■ Exercise prompt
Report every line below that holds the word "forecast".

(Items from a data source)

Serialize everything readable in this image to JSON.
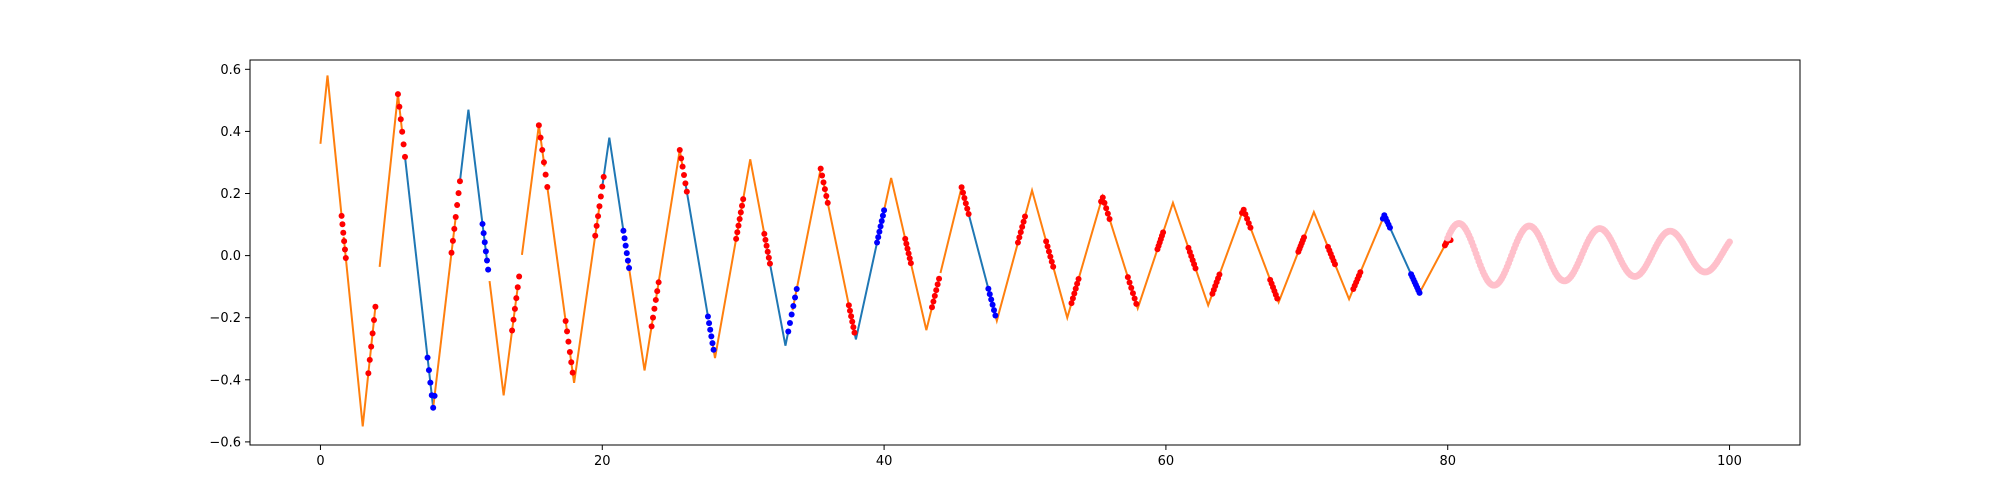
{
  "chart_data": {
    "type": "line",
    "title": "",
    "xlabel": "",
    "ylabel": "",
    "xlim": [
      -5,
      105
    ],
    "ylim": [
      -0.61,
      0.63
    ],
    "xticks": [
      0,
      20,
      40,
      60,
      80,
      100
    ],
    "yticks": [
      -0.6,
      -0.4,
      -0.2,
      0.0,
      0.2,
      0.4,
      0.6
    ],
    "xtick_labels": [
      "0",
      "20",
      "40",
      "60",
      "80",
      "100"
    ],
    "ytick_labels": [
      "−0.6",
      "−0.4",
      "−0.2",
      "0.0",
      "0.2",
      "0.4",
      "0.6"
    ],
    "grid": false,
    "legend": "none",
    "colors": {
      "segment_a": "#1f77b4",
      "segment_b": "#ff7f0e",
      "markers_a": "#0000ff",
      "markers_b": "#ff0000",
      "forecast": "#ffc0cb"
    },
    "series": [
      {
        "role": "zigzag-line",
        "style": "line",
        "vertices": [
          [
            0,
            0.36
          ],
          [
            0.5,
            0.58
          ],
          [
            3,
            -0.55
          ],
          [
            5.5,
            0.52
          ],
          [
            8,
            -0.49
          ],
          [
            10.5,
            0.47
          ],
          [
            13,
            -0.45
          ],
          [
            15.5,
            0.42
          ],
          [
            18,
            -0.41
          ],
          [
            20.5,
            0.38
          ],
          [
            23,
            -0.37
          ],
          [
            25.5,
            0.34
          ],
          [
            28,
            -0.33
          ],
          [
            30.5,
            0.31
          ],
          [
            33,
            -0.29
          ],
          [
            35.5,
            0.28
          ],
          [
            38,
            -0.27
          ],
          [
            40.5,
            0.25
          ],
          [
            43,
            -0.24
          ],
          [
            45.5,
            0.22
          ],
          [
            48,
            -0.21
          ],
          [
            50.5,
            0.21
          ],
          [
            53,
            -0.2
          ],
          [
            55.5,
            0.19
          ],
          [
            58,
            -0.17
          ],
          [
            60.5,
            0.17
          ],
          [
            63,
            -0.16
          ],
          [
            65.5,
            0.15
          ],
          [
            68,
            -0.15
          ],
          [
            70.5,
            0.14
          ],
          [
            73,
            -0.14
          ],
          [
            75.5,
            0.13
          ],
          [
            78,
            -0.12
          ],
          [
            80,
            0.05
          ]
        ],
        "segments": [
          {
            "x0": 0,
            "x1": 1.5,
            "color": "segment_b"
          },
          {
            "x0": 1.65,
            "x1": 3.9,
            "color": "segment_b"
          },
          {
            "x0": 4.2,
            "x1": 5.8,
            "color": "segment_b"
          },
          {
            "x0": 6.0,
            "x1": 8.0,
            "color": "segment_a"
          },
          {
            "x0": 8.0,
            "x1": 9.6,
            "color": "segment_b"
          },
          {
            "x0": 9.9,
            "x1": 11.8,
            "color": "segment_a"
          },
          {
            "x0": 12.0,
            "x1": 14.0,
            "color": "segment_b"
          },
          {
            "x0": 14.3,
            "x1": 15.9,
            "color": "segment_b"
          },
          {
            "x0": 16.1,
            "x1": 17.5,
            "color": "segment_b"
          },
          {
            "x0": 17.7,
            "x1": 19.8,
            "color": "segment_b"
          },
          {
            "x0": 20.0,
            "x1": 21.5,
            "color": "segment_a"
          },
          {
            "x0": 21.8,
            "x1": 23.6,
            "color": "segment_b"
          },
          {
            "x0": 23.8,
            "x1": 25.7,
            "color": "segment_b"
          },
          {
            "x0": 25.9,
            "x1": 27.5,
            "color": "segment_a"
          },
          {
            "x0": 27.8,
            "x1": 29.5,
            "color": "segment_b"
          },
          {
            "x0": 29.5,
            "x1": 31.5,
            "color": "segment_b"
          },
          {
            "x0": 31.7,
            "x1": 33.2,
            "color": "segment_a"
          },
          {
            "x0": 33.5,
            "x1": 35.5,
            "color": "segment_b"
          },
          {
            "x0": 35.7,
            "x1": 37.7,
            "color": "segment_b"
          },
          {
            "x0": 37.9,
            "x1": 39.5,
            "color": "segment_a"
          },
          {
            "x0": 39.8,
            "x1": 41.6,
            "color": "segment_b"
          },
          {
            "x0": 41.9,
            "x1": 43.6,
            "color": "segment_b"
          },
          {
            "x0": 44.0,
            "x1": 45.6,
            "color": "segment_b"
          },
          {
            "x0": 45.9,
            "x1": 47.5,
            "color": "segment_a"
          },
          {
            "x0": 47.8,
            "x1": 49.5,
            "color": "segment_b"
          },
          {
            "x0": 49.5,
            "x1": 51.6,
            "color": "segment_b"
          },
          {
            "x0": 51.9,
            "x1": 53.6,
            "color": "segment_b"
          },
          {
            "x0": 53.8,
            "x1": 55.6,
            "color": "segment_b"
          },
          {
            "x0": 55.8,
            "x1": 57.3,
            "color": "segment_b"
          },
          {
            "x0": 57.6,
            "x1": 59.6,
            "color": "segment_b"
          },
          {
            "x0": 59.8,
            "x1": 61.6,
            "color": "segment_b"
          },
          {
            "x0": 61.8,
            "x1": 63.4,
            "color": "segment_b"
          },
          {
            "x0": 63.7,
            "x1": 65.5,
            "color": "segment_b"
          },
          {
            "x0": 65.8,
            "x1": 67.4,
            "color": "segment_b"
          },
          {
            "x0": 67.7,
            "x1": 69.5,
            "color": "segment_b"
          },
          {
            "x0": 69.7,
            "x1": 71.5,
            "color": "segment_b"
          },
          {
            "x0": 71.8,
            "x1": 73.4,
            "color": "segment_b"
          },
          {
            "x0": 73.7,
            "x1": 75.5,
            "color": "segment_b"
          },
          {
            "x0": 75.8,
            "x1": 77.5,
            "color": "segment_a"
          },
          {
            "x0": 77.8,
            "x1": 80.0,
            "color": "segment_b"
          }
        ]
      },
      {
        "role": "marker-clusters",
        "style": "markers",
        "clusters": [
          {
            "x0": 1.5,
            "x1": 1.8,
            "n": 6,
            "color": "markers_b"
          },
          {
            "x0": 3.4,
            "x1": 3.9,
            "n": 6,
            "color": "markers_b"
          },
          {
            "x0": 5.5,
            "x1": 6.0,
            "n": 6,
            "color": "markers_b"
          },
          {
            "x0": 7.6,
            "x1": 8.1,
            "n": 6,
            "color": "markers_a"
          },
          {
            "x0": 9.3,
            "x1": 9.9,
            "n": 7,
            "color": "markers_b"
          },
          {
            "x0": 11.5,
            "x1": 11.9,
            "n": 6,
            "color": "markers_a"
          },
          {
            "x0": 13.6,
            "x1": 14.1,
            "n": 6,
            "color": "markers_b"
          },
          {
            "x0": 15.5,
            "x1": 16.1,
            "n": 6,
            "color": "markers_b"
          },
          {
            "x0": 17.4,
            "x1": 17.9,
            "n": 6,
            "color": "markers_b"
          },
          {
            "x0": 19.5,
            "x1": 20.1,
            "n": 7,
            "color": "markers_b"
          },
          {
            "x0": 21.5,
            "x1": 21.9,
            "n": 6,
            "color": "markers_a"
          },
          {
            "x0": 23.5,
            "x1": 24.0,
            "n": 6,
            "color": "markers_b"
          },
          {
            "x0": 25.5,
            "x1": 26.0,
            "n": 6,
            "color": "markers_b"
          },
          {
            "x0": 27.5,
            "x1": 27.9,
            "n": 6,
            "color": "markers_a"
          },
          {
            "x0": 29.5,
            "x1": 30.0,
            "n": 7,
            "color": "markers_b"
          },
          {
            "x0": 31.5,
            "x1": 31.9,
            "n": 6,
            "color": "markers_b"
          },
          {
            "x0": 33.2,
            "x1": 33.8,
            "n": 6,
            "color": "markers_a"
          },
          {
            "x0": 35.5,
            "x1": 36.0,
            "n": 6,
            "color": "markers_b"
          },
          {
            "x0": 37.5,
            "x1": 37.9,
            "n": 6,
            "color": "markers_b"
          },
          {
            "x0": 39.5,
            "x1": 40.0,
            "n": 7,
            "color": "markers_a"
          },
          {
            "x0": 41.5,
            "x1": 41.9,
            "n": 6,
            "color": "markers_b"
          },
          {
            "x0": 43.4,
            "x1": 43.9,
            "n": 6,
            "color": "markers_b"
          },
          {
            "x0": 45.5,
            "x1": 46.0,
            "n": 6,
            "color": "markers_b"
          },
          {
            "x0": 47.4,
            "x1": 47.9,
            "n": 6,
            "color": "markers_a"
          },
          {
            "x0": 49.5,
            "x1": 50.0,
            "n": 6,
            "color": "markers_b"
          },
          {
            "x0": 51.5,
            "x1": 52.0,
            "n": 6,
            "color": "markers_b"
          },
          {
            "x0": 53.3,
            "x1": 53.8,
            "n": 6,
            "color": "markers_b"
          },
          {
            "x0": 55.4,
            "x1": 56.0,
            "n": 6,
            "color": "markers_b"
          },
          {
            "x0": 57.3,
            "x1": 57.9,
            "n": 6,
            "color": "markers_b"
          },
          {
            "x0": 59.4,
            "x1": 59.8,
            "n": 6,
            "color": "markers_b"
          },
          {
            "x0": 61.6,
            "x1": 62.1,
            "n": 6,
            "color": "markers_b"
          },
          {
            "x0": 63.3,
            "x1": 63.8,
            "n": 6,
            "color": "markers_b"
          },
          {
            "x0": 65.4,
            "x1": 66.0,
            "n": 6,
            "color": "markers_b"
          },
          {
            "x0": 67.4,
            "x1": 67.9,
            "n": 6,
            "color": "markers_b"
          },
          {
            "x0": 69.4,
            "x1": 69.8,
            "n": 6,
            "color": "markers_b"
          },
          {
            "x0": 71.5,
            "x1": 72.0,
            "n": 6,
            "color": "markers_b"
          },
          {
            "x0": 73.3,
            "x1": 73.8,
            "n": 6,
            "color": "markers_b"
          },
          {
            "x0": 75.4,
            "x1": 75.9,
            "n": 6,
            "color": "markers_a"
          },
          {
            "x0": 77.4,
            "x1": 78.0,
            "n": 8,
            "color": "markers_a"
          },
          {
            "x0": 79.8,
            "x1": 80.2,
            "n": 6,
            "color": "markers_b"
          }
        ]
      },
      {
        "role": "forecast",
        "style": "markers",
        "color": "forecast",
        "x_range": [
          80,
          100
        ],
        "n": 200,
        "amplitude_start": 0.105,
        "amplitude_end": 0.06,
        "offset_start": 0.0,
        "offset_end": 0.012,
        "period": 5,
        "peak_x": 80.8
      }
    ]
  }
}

* * *

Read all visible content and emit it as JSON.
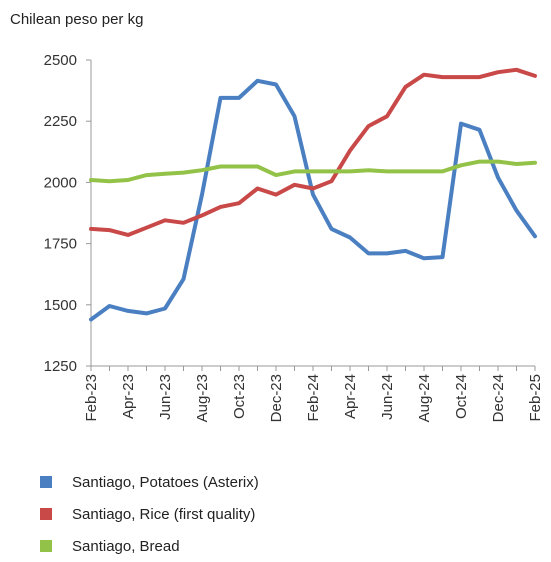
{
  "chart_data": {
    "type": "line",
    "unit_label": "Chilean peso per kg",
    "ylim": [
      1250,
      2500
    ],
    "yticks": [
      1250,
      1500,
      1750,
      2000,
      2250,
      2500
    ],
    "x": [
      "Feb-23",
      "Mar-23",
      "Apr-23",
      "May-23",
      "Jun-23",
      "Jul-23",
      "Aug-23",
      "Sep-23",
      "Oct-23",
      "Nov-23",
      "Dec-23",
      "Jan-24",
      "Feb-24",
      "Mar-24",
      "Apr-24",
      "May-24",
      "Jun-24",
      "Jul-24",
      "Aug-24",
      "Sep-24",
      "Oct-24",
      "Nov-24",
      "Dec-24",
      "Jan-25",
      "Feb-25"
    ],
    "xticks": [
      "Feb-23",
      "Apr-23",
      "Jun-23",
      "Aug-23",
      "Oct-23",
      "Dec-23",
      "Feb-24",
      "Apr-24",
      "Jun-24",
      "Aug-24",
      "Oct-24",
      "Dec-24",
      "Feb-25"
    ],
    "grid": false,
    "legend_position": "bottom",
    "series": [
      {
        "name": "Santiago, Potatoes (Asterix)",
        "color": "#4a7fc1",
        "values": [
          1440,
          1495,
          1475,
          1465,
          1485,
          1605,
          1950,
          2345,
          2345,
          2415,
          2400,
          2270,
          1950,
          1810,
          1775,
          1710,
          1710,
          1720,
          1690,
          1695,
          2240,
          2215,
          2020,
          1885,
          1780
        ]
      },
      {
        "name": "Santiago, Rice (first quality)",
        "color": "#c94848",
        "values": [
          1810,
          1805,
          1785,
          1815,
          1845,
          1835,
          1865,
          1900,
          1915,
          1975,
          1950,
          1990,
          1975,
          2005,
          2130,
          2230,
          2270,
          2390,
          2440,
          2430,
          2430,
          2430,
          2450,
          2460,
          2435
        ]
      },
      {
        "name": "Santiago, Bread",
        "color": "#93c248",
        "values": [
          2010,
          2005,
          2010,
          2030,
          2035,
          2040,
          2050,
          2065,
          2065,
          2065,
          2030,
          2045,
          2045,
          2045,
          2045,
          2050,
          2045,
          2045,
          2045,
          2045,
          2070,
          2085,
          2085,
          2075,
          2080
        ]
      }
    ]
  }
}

■ Completed exercise
      "forecast": "#ffc0cb"
        "role": "forecast",
        "color": "forecast",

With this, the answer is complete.